WHAT THE TASK REQUIRES: Restate the whole listing exactly.

--- START TASK MATERIAL ---

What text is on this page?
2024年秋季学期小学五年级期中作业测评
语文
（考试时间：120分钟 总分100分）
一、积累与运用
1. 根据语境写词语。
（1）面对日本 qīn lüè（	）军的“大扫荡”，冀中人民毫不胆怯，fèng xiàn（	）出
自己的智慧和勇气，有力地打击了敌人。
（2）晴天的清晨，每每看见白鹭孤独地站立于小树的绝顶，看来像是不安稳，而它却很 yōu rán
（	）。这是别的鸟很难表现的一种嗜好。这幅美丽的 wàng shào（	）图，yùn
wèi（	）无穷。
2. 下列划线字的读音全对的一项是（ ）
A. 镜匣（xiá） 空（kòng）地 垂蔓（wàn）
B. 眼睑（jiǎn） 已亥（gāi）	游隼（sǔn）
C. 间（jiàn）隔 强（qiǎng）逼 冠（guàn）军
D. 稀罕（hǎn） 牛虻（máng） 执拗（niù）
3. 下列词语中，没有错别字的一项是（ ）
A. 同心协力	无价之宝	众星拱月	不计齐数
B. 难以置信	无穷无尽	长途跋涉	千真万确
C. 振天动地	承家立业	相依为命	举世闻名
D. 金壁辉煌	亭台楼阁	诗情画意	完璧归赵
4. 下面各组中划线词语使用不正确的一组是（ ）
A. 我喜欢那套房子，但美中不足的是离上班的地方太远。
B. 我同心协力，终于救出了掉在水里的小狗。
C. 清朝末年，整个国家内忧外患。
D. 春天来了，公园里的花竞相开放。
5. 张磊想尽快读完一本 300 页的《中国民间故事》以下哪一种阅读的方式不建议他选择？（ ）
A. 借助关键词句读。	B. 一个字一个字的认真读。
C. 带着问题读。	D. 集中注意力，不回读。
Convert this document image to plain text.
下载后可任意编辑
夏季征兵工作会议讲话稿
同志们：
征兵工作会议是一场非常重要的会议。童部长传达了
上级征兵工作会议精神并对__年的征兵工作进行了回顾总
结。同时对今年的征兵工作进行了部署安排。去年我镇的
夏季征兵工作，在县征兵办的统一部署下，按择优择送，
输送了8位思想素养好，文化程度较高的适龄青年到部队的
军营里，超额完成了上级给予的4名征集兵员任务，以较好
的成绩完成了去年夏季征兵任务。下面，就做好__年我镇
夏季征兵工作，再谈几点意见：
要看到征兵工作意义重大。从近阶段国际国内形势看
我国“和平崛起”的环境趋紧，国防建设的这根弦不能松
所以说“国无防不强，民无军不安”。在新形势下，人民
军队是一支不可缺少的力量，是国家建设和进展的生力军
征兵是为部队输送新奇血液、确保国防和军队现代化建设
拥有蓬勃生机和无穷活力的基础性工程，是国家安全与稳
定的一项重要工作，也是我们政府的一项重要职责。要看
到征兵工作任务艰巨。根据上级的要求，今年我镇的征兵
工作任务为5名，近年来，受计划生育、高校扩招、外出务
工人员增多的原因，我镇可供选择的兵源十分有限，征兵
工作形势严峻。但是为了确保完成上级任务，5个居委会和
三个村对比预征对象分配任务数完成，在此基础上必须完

--- END TASK MATERIAL ---

WRITTEN REPLY:
What text is on this page?
2024年秋季学期小学五年级期中作业测评
语文
（考试时间：120分钟 总分100分）
一、积累与运用
1. 根据语境写词语。
（1）面对日本 qīn lüè（	）军的“大扫荡”，冀中人民毫不胆怯，fèng xiàn（	）出
自己的智慧和勇气，有力地打击了敌人。
（2）晴天的清晨，每每看见白鹭孤独地站立于小树的绝顶，看来像是不安稳，而它却很 yōu rán
（	）。这是别的鸟很难表现的一种嗜好。这幅美丽的 wàng shào（	）图，yùn
wèi（	）无穷。
2. 下列划线字的读音全对的一项是（ ）
A. 镜匣（xiá） 空（kòng）地 垂蔓（wàn）
B. 眼睑（jiǎn） 已亥（gāi）	游隼（sǔn）
C. 间（jiàn）隔 强（qiǎng）逼 冠（guàn）军
D. 稀罕（hǎn） 牛虻（máng） 执拗（niù）
3. 下列词语中，没有错别字的一项是（ ）
A. 同心协力	无价之宝	众星拱月	不计齐数
B. 难以置信	无穷无尽	长途跋涉	千真万确
C. 振天动地	承家立业	相依为命	举世闻名
D. 金壁辉煌	亭台楼阁	诗情画意	完璧归赵
4. 下面各组中划线词语使用不正确的一组是（ ）
A. 我喜欢那套房子，但美中不足的是离上班的地方太远。
B. 我同心协力，终于救出了掉在水里的小狗。
C. 清朝末年，整个国家内忧外患。
D. 春天来了，公园里的花竞相开放。
5. 张磊想尽快读完一本 300 页的《中国民间故事》以下哪一种阅读的方式不建议他选择？（ ）
A. 借助关键词句读。	B. 一个字一个字的认真读。
C. 带着问题读。	D. 集中注意力，不回读。
Convert this document image to plain text.
下载后可任意编辑
夏季征兵工作会议讲话稿
同志们：
征兵工作会议是一场非常重要的会议。童部长传达了
上级征兵工作会议精神并对__年的征兵工作进行了回顾总
结。同时对今年的征兵工作进行了部署安排。去年我镇的
夏季征兵工作，在县征兵办的统一部署下，按择优择送，
输送了8位思想素养好，文化程度较高的适龄青年到部队的
军营里，超额完成了上级给予的4名征集兵员任务，以较好
的成绩完成了去年夏季征兵任务。下面，就做好__年我镇
夏季征兵工作，再谈几点意见：
要看到征兵工作意义重大。从近阶段国际国内形势看
我国“和平崛起”的环境趋紧，国防建设的这根弦不能松
所以说“国无防不强，民无军不安”。在新形势下，人民
军队是一支不可缺少的力量，是国家建设和进展的生力军
征兵是为部队输送新奇血液、确保国防和军队现代化建设
拥有蓬勃生机和无穷活力的基础性工程，是国家安全与稳
定的一项重要工作，也是我们政府的一项重要职责。要看
到征兵工作任务艰巨。根据上级的要求，今年我镇的征兵
工作任务为5名，近年来，受计划生育、高校扩招、外出务
工人员增多的原因，我镇可供选择的兵源十分有限，征兵
工作形势严峻。但是为了确保完成上级任务，5个居委会和
三个村对比预征对象分配任务数完成，在此基础上必须完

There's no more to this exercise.